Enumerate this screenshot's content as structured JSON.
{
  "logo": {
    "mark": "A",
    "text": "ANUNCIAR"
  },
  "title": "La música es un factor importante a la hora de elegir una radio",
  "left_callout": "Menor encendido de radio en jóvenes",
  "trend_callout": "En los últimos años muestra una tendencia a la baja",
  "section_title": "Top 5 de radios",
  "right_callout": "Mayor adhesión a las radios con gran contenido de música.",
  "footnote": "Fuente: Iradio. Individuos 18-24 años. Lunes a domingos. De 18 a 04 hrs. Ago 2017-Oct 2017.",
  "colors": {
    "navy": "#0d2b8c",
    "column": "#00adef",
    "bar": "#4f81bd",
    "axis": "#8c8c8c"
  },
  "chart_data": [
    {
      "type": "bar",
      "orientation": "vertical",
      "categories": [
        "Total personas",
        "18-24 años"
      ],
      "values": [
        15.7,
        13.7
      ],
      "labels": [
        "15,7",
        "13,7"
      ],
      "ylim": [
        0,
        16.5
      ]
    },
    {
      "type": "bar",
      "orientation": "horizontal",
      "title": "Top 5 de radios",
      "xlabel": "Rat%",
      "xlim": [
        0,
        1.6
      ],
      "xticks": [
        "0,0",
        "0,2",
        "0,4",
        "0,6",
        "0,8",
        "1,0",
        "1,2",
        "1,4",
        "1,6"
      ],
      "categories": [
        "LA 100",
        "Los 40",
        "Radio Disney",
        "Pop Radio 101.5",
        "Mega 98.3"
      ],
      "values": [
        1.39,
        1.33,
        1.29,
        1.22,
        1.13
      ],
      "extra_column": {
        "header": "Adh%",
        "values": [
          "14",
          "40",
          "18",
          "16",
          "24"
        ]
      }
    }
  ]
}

Exercise:
Go through the entries above and copy every line containing "música".

Result below:
  "title": "La música es un factor importante a la hora de elegir una radio",
  "right_callout": "Mayor adhesión a las radios con gran contenido de música.",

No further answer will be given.